== Data entries ==
[Start]
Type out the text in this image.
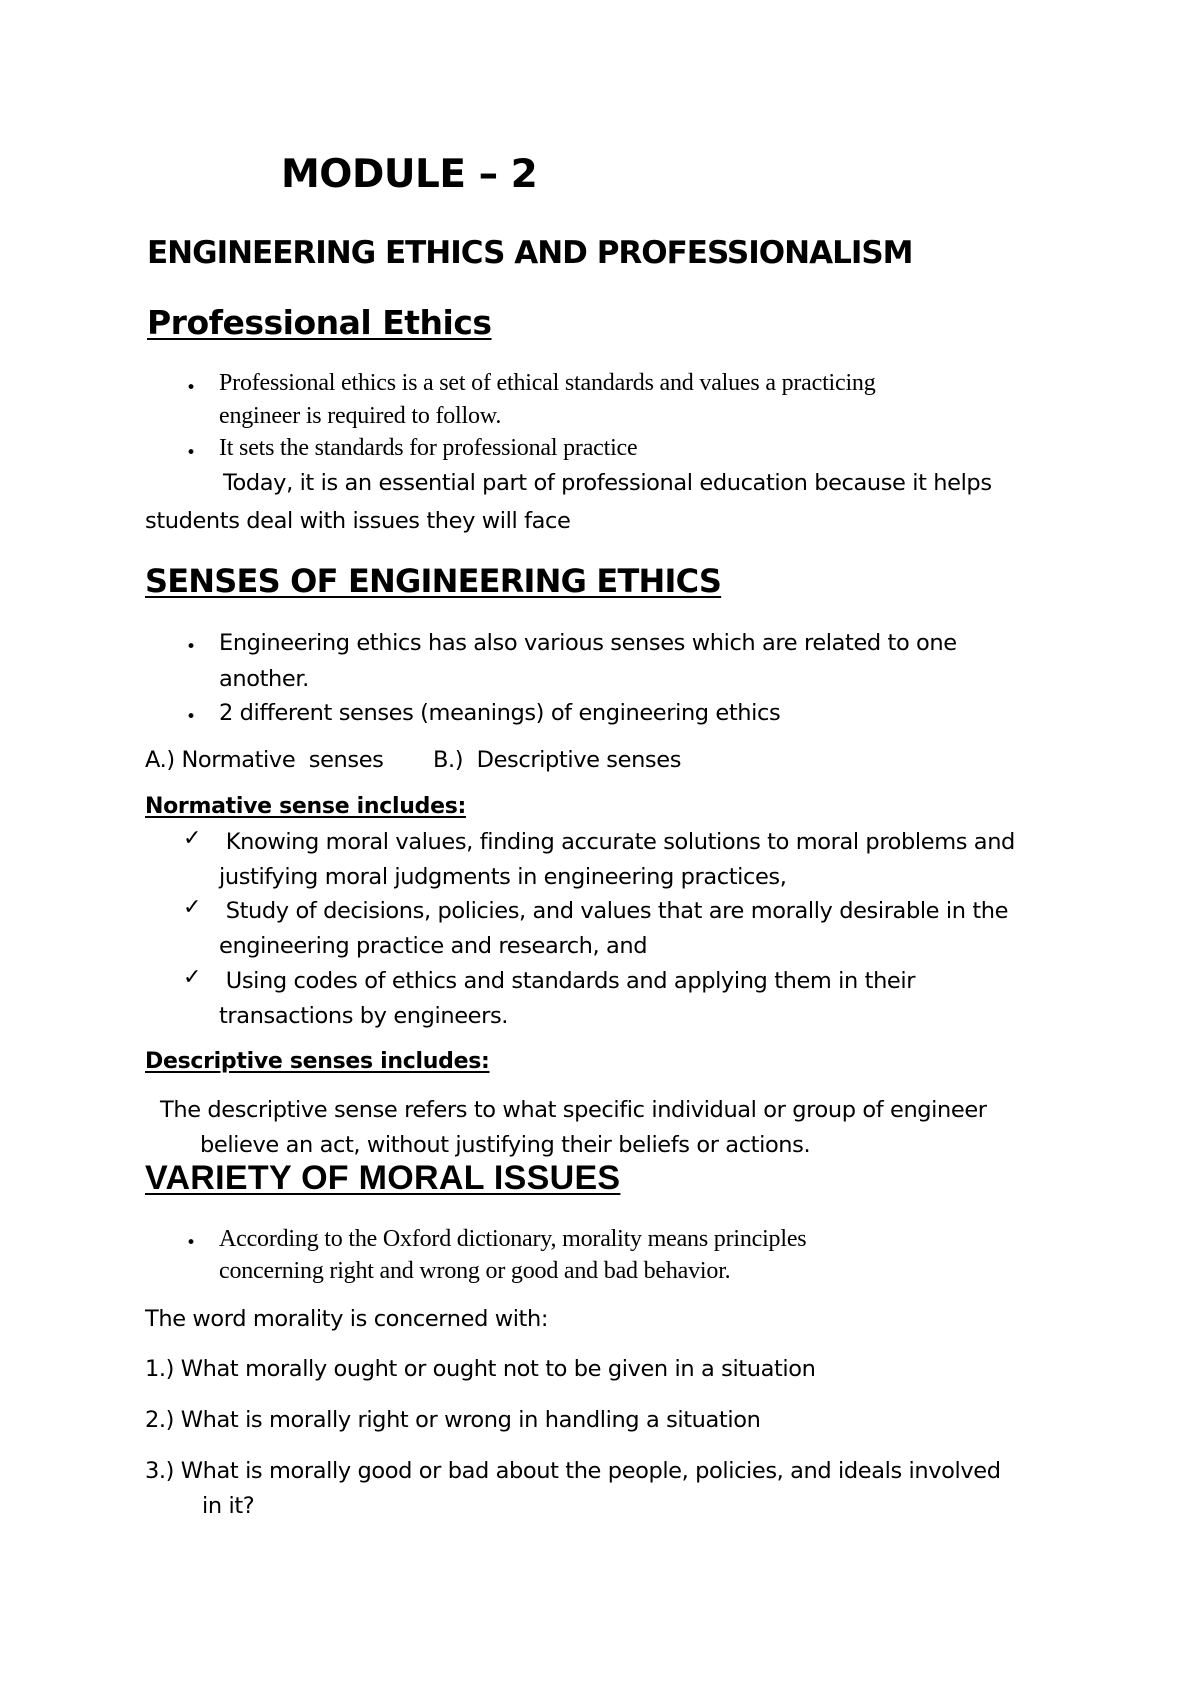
MODULE – 2
ENGINEERING ETHICS AND PROFESSIONALISM
Professional Ethics
• Professional ethics is a set of ethical standards and values a practicing
engineer is required to follow.
• It sets the standards for professional practice
Today, it is an essential part of professional education because it helps
students deal with issues they will face
SENSES OF ENGINEERING ETHICS
• Engineering ethics has also various senses which are related to one
another.
• 2 different senses (meanings) of engineering ethics
A.) Normative  senses B.)  Descriptive senses
Normative sense includes:
✓ Knowing moral values, finding accurate solutions to moral problems and
justifying moral judgments in engineering practices,
✓ Study of decisions, policies, and values that are morally desirable in the
engineering practice and research, and
✓ Using codes of ethics and standards and applying them in their
transactions by engineers.
Descriptive senses includes:
The descriptive sense refers to what specific individual or group of engineer
believe an act, without justifying their beliefs or actions.
VARIETY OF MORAL ISSUES
• According to the Oxford dictionary, morality means principles
concerning right and wrong or good and bad behavior.
The word morality is concerned with:
1.) What morally ought or ought not to be given in a situation
2.) What is morally right or wrong in handling a situation
3.) What is morally good or bad about the people, policies, and ideals involved
in it?
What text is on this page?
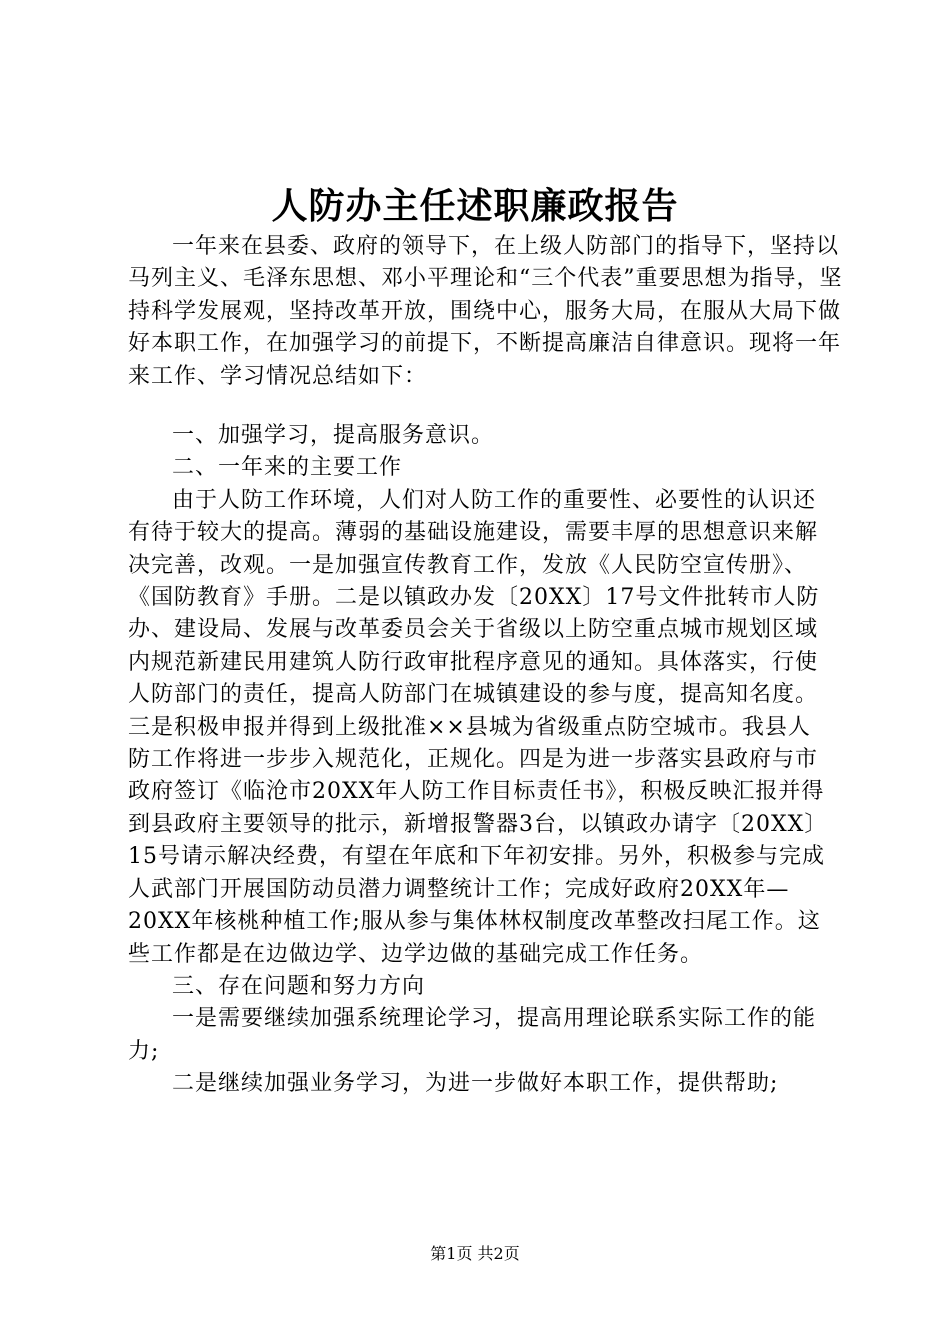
人防办主任述职廉政报告

一年来在县委、政府的领导下，在上级人防部门的指导下，坚持以马列主义、毛泽东思想、邓小平理论和“三个代表”重要思想为指导，坚持科学发展观，坚持改革开放，围绕中心，服务大局，在服从大局下做好本职工作，在加强学习的前提下，不断提高廉洁自律意识。现将一年来工作、学习情况总结如下：

一、加强学习，提高服务意识。

二、一年来的主要工作

由于人防工作环境，人们对人防工作的重要性、必要性的认识还有待于较大的提高。薄弱的基础设施建设，需要丰厚的思想意识来解决完善，改观。一是加强宣传教育工作，发放《人民防空宣传册》、《国防教育》手册。二是以镇政办发〔20XX〕17号文件批转市人防办、建设局、发展与改革委员会关于省级以上防空重点城市规划区域内规范新建民用建筑人防行政审批程序意见的通知。具体落实，行使人防部门的责任，提高人防部门在城镇建设的参与度，提高知名度。三是积极申报并得到上级批准××县城为省级重点防空城市。我县人防工作将进一步步入规范化，正规化。四是为进一步落实县政府与市政府签订《临沧市20XX年人防工作目标责任书》，积极反映汇报并得到县政府主要领导的批示，新增报警器3台，以镇政办请字〔20XX〕15号请示解决经费，有望在年底和下年初安排。另外，积极参与完成人武部门开展国防动员潜力调整统计工作；完成好政府20XX年—20XX年核桃种植工作;服从参与集体林权制度改革整改扫尾工作。这些工作都是在边做边学、边学边做的基础完成工作任务。

三、存在问题和努力方向

一是需要继续加强系统理论学习，提高用理论联系实际工作的能力;

二是继续加强业务学习，为进一步做好本职工作，提供帮助;

第1页 共2页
[End]
== WRITTEN EXERCISE ==
In the copy, include no pictures; restate the listing above exactly.

== EXERCISE RESPONSE ==
Type out the text in this image.
MODULE – 2
ENGINEERING ETHICS AND PROFESSIONALISM
Professional Ethics
• Professional ethics is a set of ethical standards and values a practicing
engineer is required to follow.
• It sets the standards for professional practice
Today, it is an essential part of professional education because it helps
students deal with issues they will face
SENSES OF ENGINEERING ETHICS
• Engineering ethics has also various senses which are related to one
another.
• 2 different senses (meanings) of engineering ethics
A.) Normative  senses B.)  Descriptive senses
Normative sense includes:
✓ Knowing moral values, finding accurate solutions to moral problems and
justifying moral judgments in engineering practices,
✓ Study of decisions, policies, and values that are morally desirable in the
engineering practice and research, and
✓ Using codes of ethics and standards and applying them in their
transactions by engineers.
Descriptive senses includes:
The descriptive sense refers to what specific individual or group of engineer
believe an act, without justifying their beliefs or actions.
VARIETY OF MORAL ISSUES
• According to the Oxford dictionary, morality means principles
concerning right and wrong or good and bad behavior.
The word morality is concerned with:
1.) What morally ought or ought not to be given in a situation
2.) What is morally right or wrong in handling a situation
3.) What is morally good or bad about the people, policies, and ideals involved
in it?
What text is on this page?
人防办主任述职廉政报告

一年来在县委、政府的领导下，在上级人防部门的指导下，坚持以马列主义、毛泽东思想、邓小平理论和“三个代表”重要思想为指导，坚持科学发展观，坚持改革开放，围绕中心，服务大局，在服从大局下做好本职工作，在加强学习的前提下，不断提高廉洁自律意识。现将一年来工作、学习情况总结如下：

一、加强学习，提高服务意识。

二、一年来的主要工作

由于人防工作环境，人们对人防工作的重要性、必要性的认识还有待于较大的提高。薄弱的基础设施建设，需要丰厚的思想意识来解决完善，改观。一是加强宣传教育工作，发放《人民防空宣传册》、《国防教育》手册。二是以镇政办发〔20XX〕17号文件批转市人防办、建设局、发展与改革委员会关于省级以上防空重点城市规划区域内规范新建民用建筑人防行政审批程序意见的通知。具体落实，行使人防部门的责任，提高人防部门在城镇建设的参与度，提高知名度。三是积极申报并得到上级批准××县城为省级重点防空城市。我县人防工作将进一步步入规范化，正规化。四是为进一步落实县政府与市政府签订《临沧市20XX年人防工作目标责任书》，积极反映汇报并得到县政府主要领导的批示，新增报警器3台，以镇政办请字〔20XX〕15号请示解决经费，有望在年底和下年初安排。另外，积极参与完成人武部门开展国防动员潜力调整统计工作；完成好政府20XX年—20XX年核桃种植工作;服从参与集体林权制度改革整改扫尾工作。这些工作都是在边做边学、边学边做的基础完成工作任务。

三、存在问题和努力方向

一是需要继续加强系统理论学习，提高用理论联系实际工作的能力;

二是继续加强业务学习，为进一步做好本职工作，提供帮助;

第1页 共2页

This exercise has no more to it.